— Begin Excerpt —
How to Improve Building Operations, Facilities, and Workplace Strategy
Universities, industrial, and corporate organizations all oversee large campuses and real estate portfolios. As much as it may go unnoticed, managing these buildings takes manpower, technology, and work.
So the question stands; how can real property managers optimize building operations, facilities, and workplace management? Usually, the solutions lies in tools that are efficient to use and don’t add more work to the process.
Enterprise solutions empower managers to elevate their decision making in this arena.
Built for large-scale portfolios and organizations exists to help service a demand for management software that can cover all the bases while keeping things all in one place.
The region of York, outside of Toronto is one example of an organization that went all in and integrated a full-scale solution to cover all their bases. Edmonton Public Schools is another, starting with space management and scaling their use to span other business areas like IT, Finance and HR. Their use cases lay the groundwork for what enterprise-level portfolio management can look like and the benefits that it can bring to an organization.
— End Excerpt —
> _Your tasks_:
**a)** In the building operations article, which organization began with space management and then expanded its use to IT, Finance and HR?
**b)** Transcribe the section of the building operations article that opens with the words containing "So the question" and closes with "to the process.".
— Begin Material —
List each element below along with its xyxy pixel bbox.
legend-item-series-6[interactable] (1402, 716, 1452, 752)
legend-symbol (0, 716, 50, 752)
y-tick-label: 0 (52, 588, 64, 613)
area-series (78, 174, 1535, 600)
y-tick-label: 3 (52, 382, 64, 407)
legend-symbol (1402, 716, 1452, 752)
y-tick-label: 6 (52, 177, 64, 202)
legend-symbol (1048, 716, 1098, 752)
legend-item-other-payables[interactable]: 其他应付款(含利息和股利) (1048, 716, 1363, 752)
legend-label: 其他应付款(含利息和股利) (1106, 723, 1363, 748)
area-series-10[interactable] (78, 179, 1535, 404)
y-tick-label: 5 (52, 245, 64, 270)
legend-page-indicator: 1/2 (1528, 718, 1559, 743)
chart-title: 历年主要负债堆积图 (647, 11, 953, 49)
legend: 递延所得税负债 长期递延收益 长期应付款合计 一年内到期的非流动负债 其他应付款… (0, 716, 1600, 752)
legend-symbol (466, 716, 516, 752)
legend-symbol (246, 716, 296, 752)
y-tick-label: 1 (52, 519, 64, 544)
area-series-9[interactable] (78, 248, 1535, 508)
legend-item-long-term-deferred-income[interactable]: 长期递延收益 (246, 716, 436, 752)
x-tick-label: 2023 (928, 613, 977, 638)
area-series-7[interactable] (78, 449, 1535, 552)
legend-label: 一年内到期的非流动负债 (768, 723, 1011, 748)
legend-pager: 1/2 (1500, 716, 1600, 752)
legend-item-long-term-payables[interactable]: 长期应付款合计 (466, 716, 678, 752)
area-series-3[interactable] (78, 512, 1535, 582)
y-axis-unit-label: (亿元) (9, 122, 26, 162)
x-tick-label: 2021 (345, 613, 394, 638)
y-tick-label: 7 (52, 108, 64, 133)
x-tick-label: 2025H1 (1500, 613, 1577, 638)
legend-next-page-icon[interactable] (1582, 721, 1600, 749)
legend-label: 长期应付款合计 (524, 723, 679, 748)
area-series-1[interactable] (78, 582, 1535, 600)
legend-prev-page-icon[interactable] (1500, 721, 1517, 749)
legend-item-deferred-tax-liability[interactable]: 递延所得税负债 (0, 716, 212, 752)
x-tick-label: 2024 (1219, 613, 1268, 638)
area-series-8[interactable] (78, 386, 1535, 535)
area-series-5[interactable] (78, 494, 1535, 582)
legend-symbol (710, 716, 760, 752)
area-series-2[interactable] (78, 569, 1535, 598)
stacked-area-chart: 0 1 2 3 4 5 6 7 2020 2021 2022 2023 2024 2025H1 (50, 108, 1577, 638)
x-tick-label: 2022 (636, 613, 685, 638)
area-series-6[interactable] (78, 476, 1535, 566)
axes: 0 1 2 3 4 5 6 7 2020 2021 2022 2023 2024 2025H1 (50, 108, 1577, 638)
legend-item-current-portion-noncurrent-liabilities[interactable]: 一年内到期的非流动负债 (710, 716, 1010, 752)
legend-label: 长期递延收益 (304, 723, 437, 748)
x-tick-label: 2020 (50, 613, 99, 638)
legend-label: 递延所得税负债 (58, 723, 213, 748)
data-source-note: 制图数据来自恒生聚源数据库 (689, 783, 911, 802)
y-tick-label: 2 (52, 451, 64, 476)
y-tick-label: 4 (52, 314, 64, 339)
— End Material —
— Begin Material —
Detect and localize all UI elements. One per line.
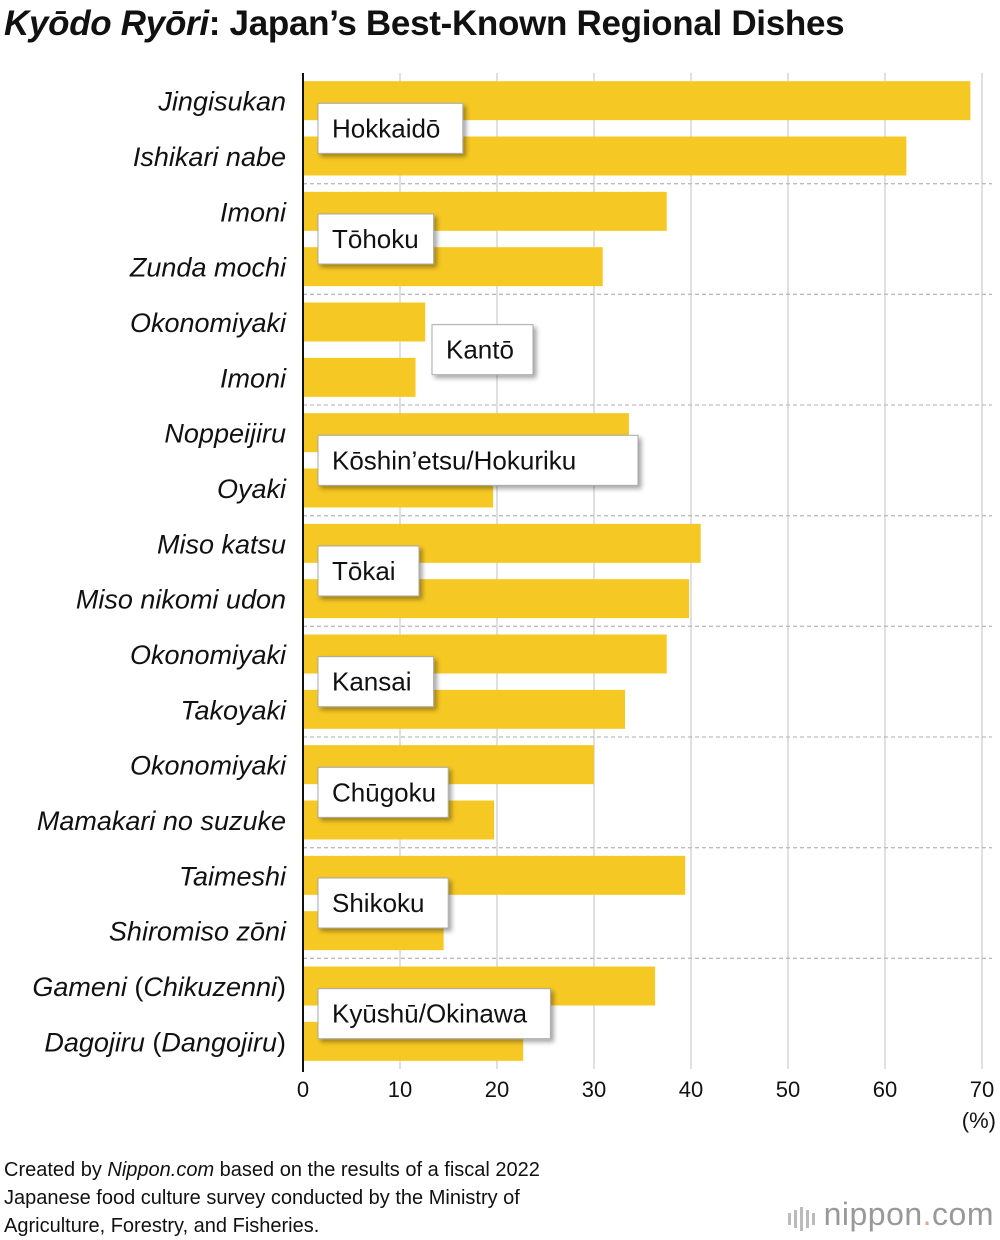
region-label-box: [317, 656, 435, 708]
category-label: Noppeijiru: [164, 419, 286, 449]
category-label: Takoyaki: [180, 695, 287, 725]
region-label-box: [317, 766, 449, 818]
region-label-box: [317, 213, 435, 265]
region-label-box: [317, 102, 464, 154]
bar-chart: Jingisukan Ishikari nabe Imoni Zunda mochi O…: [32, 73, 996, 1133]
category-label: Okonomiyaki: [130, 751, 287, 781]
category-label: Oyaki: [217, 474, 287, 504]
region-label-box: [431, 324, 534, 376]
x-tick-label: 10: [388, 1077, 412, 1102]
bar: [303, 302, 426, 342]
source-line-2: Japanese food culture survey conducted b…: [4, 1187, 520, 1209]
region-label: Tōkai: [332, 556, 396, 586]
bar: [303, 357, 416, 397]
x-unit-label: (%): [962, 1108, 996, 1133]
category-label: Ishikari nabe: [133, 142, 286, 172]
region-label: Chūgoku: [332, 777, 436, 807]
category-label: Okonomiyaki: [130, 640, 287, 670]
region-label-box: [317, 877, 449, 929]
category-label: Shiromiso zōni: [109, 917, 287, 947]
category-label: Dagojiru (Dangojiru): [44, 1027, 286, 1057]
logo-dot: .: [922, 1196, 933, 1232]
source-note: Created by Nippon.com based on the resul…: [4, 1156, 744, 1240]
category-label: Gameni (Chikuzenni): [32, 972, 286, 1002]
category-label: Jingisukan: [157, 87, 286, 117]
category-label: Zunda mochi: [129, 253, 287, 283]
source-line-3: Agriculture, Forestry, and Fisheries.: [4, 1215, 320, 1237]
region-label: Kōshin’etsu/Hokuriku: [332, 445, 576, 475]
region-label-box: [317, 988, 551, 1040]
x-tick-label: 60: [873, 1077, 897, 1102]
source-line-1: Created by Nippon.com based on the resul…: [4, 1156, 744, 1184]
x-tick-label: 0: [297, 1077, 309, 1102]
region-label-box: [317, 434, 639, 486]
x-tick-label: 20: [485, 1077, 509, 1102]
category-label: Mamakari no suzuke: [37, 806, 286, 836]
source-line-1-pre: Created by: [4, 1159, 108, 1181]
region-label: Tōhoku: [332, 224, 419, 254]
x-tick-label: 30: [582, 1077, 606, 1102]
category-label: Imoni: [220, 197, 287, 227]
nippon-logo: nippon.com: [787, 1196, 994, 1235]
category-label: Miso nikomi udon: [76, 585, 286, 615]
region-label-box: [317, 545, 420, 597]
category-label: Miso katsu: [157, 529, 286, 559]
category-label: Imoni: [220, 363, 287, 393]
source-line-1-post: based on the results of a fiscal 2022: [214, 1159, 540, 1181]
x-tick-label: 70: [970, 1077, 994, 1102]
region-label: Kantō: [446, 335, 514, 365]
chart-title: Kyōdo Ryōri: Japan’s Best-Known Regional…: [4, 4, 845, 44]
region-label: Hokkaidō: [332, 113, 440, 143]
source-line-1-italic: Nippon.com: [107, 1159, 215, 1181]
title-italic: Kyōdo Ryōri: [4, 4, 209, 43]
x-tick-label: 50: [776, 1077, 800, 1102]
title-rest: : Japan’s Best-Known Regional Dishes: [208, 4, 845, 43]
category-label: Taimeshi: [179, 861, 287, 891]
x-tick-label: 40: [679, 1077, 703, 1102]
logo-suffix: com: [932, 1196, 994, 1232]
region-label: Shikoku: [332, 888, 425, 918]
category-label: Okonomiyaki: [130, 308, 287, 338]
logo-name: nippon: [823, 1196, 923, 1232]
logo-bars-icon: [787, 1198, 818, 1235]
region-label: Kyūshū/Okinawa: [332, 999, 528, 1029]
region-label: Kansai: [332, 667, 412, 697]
— End Material —
— Begin Material —
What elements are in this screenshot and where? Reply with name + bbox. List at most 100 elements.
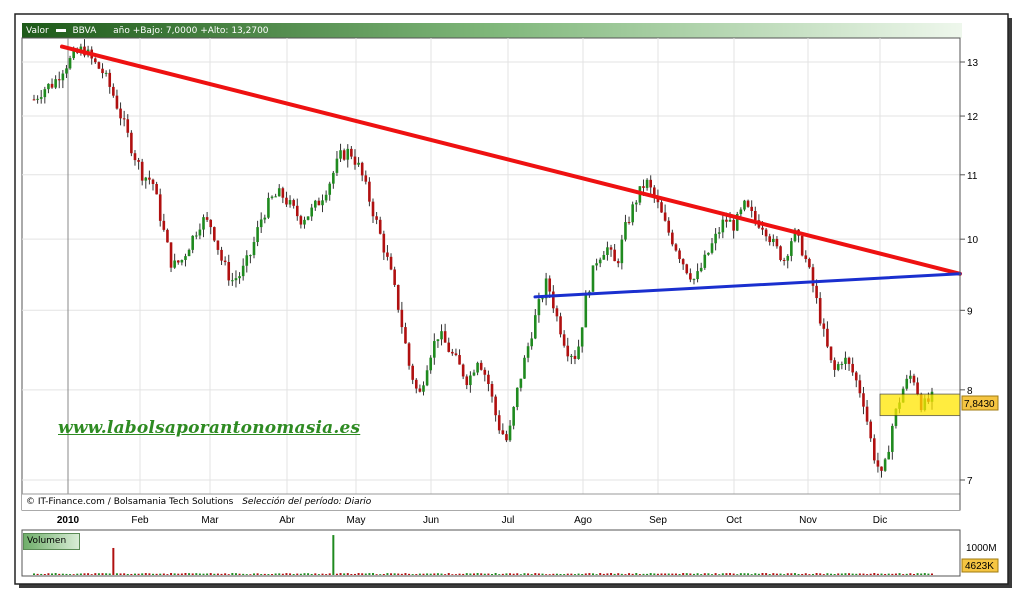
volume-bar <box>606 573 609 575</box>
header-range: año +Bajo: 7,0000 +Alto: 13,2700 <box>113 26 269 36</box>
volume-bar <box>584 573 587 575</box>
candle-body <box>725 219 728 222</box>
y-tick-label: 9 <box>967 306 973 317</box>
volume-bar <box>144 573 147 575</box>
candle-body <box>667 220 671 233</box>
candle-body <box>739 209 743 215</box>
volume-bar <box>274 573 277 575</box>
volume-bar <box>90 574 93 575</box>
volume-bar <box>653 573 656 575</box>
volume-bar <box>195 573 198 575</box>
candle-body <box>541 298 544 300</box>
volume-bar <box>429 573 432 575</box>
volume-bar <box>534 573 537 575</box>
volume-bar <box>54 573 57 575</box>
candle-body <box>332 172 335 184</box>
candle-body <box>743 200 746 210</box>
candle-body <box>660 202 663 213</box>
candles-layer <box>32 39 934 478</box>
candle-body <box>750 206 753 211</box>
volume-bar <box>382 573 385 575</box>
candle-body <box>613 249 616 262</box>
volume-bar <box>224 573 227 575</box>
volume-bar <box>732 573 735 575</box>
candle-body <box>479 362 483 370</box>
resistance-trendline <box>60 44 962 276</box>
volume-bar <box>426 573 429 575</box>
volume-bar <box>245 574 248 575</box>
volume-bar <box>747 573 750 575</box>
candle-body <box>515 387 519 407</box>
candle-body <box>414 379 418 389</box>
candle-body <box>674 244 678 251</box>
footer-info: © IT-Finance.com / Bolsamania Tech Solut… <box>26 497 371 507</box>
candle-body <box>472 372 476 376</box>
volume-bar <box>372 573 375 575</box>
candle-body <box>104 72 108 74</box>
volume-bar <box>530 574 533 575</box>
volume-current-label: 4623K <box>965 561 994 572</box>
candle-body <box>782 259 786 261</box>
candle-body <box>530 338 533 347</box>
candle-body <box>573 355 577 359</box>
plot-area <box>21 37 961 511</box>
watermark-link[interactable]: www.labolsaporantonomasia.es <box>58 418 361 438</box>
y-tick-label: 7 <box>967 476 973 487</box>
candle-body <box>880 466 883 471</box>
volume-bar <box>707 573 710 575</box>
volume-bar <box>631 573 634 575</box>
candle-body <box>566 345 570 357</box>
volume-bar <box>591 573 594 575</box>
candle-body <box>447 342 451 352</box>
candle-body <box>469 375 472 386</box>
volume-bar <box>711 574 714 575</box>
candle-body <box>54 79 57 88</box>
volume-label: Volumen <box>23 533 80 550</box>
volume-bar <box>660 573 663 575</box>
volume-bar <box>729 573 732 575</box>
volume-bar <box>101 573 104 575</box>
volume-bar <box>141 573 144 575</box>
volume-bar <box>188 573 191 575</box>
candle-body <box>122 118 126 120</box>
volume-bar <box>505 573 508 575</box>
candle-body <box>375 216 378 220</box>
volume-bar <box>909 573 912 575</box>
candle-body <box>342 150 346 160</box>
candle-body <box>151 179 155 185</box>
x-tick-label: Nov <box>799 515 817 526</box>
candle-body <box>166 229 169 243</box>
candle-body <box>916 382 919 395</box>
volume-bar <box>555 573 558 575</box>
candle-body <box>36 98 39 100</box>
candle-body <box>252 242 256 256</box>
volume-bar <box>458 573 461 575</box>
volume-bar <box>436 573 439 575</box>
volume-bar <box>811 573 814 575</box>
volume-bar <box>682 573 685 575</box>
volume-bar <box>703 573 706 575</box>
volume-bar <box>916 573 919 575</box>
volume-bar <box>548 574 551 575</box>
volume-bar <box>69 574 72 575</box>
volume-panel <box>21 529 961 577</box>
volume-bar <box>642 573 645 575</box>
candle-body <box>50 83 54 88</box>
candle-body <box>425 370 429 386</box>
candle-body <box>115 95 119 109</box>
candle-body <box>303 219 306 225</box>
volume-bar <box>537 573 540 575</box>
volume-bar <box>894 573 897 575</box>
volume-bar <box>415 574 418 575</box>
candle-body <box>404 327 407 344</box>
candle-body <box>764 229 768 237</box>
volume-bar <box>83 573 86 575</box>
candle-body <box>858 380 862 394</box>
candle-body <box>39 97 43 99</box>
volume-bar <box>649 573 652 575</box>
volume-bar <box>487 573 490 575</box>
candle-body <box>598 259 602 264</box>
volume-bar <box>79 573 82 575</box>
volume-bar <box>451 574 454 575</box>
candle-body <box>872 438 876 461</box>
— End Material —
> _Outputs by task_:
**a)** Edmonton Public Schools

**b)**
So the question stands; how can real property managers optimize building operations, facilities, and workplace management? Usually, the solutions lies in tools that are efficient to use and don’t add more work to the process.